= Set exercise A =
Duplicate the part of the interview with the Touch label that opens with the words containing "It’s funny when" and closes with "the sense of Touch.".

= Supplied text =
"""

Interview

A Sense of Touch

Interview by Jo-Anna Kalinowski
Photos shot by Jon Wozencroft

It’s funny when you realise something extremely obvious and it suddenly springs up everywhere. I’d come across Touch, but I’d never realised quite how often or how relevant they apparently were to me. In fact, walking into the Muziekgebouw to meet Touch co-founder Mike Harding ahead of their label showcase hosted by The Rest Is Noise – 9 November at Muziekgebouw aan ‘t IJ – I get an email for an event I’m attending in an art gallery in London two days later with Ryoji Ikeda, a Touch artist. The following night I’m at an event at a church where King Midas Sound host Fennesz, another Touch artist. Two completely different settings and experiences, both of which sum up the sense of Touch.

"""

= Excerpted data =
"""

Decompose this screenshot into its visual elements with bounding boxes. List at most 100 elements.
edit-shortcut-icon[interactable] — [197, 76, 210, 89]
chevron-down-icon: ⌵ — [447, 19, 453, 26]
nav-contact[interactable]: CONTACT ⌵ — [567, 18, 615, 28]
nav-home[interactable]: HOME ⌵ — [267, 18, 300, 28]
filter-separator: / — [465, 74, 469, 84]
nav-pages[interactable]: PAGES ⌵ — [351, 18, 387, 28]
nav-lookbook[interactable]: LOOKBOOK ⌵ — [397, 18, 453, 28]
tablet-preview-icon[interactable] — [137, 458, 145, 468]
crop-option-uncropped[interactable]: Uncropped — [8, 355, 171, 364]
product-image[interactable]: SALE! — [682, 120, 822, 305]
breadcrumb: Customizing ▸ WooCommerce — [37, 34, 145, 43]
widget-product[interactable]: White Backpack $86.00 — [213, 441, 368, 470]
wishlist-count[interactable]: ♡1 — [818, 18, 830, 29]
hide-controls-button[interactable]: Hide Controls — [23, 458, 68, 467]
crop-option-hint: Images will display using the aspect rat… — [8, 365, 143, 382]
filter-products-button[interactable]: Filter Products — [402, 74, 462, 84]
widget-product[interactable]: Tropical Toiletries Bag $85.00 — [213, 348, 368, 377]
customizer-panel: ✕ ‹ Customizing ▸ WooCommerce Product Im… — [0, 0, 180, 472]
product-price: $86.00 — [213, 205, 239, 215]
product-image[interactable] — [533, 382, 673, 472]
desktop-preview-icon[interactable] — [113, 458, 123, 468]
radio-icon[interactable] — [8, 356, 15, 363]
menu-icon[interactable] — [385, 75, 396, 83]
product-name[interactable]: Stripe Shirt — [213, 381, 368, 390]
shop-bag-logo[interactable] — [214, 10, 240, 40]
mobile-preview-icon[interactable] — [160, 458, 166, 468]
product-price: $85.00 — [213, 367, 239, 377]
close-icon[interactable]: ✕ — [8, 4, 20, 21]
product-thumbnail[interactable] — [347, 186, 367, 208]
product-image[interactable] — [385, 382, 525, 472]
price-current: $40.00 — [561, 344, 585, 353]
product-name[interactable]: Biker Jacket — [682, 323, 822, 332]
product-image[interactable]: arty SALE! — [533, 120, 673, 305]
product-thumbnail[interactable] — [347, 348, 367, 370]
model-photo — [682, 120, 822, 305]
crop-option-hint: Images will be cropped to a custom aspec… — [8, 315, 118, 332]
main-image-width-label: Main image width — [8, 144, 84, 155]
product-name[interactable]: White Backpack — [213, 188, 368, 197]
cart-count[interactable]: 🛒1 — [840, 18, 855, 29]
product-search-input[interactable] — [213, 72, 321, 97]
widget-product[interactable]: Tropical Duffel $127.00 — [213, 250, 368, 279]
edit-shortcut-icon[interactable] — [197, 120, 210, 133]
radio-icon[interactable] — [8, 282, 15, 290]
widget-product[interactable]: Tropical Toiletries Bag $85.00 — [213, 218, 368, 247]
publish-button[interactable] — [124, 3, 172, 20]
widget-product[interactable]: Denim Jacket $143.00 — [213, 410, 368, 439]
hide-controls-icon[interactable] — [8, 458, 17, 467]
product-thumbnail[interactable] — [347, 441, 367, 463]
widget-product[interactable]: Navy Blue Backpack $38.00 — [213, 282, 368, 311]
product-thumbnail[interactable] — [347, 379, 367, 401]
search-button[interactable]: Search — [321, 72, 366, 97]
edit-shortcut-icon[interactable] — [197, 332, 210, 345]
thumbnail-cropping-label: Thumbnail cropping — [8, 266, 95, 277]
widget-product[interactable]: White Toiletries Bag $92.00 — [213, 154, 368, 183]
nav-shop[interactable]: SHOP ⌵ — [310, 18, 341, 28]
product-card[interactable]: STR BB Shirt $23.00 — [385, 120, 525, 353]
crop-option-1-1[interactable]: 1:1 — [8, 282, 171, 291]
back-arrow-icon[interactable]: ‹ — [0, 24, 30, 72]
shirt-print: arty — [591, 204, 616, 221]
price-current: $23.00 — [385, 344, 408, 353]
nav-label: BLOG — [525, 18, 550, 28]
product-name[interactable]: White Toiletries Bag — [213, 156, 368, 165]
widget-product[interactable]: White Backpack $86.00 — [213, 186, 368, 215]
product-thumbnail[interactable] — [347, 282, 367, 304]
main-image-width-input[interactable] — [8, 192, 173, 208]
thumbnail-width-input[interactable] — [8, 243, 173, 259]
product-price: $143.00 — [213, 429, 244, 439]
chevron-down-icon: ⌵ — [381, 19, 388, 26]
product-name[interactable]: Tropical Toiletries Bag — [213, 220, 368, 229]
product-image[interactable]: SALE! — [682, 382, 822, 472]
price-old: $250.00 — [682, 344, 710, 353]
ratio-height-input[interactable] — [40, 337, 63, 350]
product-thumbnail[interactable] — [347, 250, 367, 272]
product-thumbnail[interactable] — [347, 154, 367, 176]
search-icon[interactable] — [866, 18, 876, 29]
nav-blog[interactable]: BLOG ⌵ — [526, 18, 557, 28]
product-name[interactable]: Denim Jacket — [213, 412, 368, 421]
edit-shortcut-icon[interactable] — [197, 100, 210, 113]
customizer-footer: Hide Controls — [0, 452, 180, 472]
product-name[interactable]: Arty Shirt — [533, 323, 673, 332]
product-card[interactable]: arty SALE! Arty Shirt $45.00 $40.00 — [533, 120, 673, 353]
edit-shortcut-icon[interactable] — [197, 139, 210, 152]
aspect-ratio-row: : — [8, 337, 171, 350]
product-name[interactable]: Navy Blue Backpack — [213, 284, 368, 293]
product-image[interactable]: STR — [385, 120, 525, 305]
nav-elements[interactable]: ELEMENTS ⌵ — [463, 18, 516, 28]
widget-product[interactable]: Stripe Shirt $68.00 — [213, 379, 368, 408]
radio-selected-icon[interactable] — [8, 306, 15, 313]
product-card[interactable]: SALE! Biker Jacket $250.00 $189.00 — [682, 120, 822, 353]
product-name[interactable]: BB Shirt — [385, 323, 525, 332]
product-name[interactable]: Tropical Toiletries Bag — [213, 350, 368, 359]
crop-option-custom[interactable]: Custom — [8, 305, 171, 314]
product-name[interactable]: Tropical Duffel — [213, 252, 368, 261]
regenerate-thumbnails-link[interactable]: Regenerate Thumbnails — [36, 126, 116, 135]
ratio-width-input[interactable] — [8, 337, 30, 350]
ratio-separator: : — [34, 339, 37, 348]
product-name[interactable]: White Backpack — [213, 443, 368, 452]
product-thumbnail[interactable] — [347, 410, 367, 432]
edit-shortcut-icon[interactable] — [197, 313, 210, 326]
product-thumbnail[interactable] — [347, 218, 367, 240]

"""

= Set exercise B =
Show every line of the records that contains the word "Tropical".

= Correct response A =
It’s funny when you realise something extremely obvious and it suddenly springs up everywhere. I’d come across Touch, but I’d never realised quite how often or how relevant they apparently were to me. In fact, walking into the Muziekgebouw to meet Touch co-founder Mike Harding ahead of their label showcase hosted by The Rest Is Noise – 9 November at Muziekgebouw aan ‘t IJ – I get an email for an event I’m attending in an art gallery in London two days later with Ryoji Ikeda, a Touch artist. The following night I’m at an event at a church where King Midas Sound host Fennesz, another Touch artist. Two completely different settings and experiences, both of which sum up the sense of Touch.

= Correct response B =
widget-product[interactable]: Tropical Toiletries Bag $85.00 — [213, 348, 368, 377]
widget-product[interactable]: Tropical Duffel $127.00 — [213, 250, 368, 279]
widget-product[interactable]: Tropical Toiletries Bag $85.00 — [213, 218, 368, 247]
product-name[interactable]: Tropical Toiletries Bag — [213, 220, 368, 229]
product-name[interactable]: Tropical Toiletries Bag — [213, 350, 368, 359]
product-name[interactable]: Tropical Duffel — [213, 252, 368, 261]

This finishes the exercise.